Entries from a page text collection
++++++++++

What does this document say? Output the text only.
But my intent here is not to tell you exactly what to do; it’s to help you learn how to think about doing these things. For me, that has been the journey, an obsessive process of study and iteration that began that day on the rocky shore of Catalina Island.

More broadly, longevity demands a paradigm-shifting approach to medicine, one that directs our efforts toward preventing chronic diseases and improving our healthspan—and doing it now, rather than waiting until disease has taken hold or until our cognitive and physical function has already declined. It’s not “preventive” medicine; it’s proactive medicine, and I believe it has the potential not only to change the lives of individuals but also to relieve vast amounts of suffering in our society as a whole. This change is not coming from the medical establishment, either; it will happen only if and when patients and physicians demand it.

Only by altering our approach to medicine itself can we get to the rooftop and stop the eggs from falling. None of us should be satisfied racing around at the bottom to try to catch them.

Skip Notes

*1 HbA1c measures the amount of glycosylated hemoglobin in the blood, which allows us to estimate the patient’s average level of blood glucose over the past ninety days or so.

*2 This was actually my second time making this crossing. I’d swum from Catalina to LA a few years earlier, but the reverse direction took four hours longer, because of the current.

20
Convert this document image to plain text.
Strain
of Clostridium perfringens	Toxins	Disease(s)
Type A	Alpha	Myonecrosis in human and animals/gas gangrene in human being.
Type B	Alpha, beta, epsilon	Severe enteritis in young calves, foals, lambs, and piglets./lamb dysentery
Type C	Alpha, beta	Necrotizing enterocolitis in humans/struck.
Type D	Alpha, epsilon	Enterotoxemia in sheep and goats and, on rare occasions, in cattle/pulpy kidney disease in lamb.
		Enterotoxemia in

++++++++++

> **Exercise**
All that is needed is the line containing "Convert this document image to plain text." and each line after it to the end of the data above, set down exactly.

> **Problem solution**
Convert this document image to plain text.
Strain
of Clostridium perfringens	Toxins	Disease(s)
Type A	Alpha	Myonecrosis in human and animals/gas gangrene in human being.
Type B	Alpha, beta, epsilon	Severe enteritis in young calves, foals, lambs, and piglets./lamb dysentery
Type C	Alpha, beta	Necrotizing enterocolitis in humans/struck.
Type D	Alpha, epsilon	Enterotoxemia in sheep and goats and, on rare occasions, in cattle/pulpy kidney disease in lamb.
		Enterotoxemia in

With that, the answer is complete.